__The input__:
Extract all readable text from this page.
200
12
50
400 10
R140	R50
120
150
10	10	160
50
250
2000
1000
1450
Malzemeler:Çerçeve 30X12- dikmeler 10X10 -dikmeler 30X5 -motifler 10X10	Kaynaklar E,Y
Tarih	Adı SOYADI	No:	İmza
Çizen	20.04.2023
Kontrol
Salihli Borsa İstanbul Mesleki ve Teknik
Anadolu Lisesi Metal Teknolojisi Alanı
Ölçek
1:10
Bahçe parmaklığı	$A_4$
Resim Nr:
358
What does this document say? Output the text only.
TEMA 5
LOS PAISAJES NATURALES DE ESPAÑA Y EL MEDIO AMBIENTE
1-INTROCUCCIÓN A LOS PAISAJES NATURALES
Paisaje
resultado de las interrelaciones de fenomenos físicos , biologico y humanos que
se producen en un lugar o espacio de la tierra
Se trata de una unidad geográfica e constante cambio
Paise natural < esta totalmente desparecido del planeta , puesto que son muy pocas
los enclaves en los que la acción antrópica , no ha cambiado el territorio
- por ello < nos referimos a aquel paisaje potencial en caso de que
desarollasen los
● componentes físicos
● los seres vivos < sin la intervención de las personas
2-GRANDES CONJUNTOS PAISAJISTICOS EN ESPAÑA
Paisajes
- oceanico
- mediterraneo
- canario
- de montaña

__Your goal__: Write the entire listing out again, word for word.

__Output for this task__:
Extract all readable text from this page.
200
12
50
400 10
R140	R50
120
150
10	10	160
50
250
2000
1000
1450
Malzemeler:Çerçeve 30X12- dikmeler 10X10 -dikmeler 30X5 -motifler 10X10	Kaynaklar E,Y
Tarih	Adı SOYADI	No:	İmza
Çizen	20.04.2023
Kontrol
Salihli Borsa İstanbul Mesleki ve Teknik
Anadolu Lisesi Metal Teknolojisi Alanı
Ölçek
1:10
Bahçe parmaklığı	$A_4$
Resim Nr:
358
What does this document say? Output the text only.
TEMA 5
LOS PAISAJES NATURALES DE ESPAÑA Y EL MEDIO AMBIENTE
1-INTROCUCCIÓN A LOS PAISAJES NATURALES
Paisaje
resultado de las interrelaciones de fenomenos físicos , biologico y humanos que
se producen en un lugar o espacio de la tierra
Se trata de una unidad geográfica e constante cambio
Paise natural < esta totalmente desparecido del planeta , puesto que son muy pocas
los enclaves en los que la acción antrópica , no ha cambiado el territorio
- por ello < nos referimos a aquel paisaje potencial en caso de que
desarollasen los
● componentes físicos
● los seres vivos < sin la intervención de las personas
2-GRANDES CONJUNTOS PAISAJISTICOS EN ESPAÑA
Paisajes
- oceanico
- mediterraneo
- canario
- de montaña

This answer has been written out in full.